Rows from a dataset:
** Begin **
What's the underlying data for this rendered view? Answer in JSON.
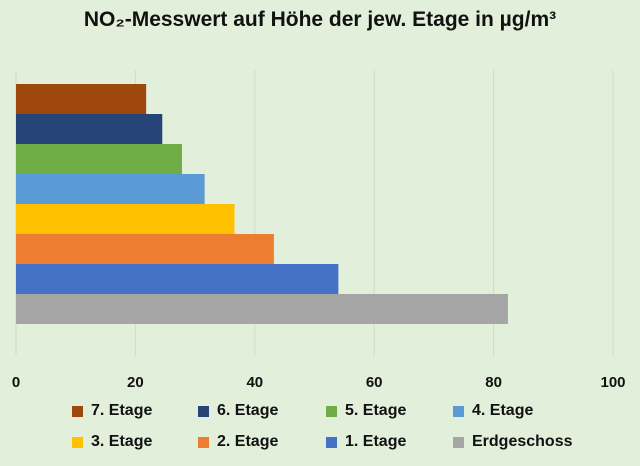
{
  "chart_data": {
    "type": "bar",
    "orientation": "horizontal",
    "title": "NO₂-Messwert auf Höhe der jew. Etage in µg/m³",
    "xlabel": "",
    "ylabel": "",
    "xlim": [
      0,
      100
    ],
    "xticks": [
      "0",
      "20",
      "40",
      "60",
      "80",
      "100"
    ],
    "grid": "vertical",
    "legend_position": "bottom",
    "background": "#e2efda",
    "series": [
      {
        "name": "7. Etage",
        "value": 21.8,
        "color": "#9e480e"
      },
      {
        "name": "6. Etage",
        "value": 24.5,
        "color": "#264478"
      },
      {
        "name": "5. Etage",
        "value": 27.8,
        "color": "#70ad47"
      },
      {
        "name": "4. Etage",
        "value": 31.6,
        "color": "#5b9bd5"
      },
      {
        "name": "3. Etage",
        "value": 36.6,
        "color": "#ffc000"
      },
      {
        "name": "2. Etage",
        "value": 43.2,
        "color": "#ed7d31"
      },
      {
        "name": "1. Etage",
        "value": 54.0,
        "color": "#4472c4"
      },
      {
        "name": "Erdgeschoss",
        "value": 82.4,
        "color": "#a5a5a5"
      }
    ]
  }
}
** End **
▸ Exercise task: Make an exact copy of every record, pictures excluded.

▸ Completed exercise:
What's the underlying data for this rendered view? Answer in JSON.
{
  "chart_data": {
    "type": "bar",
    "orientation": "horizontal",
    "title": "NO₂-Messwert auf Höhe der jew. Etage in µg/m³",
    "xlabel": "",
    "ylabel": "",
    "xlim": [
      0,
      100
    ],
    "xticks": [
      "0",
      "20",
      "40",
      "60",
      "80",
      "100"
    ],
    "grid": "vertical",
    "legend_position": "bottom",
    "background": "#e2efda",
    "series": [
      {
        "name": "7. Etage",
        "value": 21.8,
        "color": "#9e480e"
      },
      {
        "name": "6. Etage",
        "value": 24.5,
        "color": "#264478"
      },
      {
        "name": "5. Etage",
        "value": 27.8,
        "color": "#70ad47"
      },
      {
        "name": "4. Etage",
        "value": 31.6,
        "color": "#5b9bd5"
      },
      {
        "name": "3. Etage",
        "value": 36.6,
        "color": "#ffc000"
      },
      {
        "name": "2. Etage",
        "value": 43.2,
        "color": "#ed7d31"
      },
      {
        "name": "1. Etage",
        "value": 54.0,
        "color": "#4472c4"
      },
      {
        "name": "Erdgeschoss",
        "value": 82.4,
        "color": "#a5a5a5"
      }
    ]
  }
}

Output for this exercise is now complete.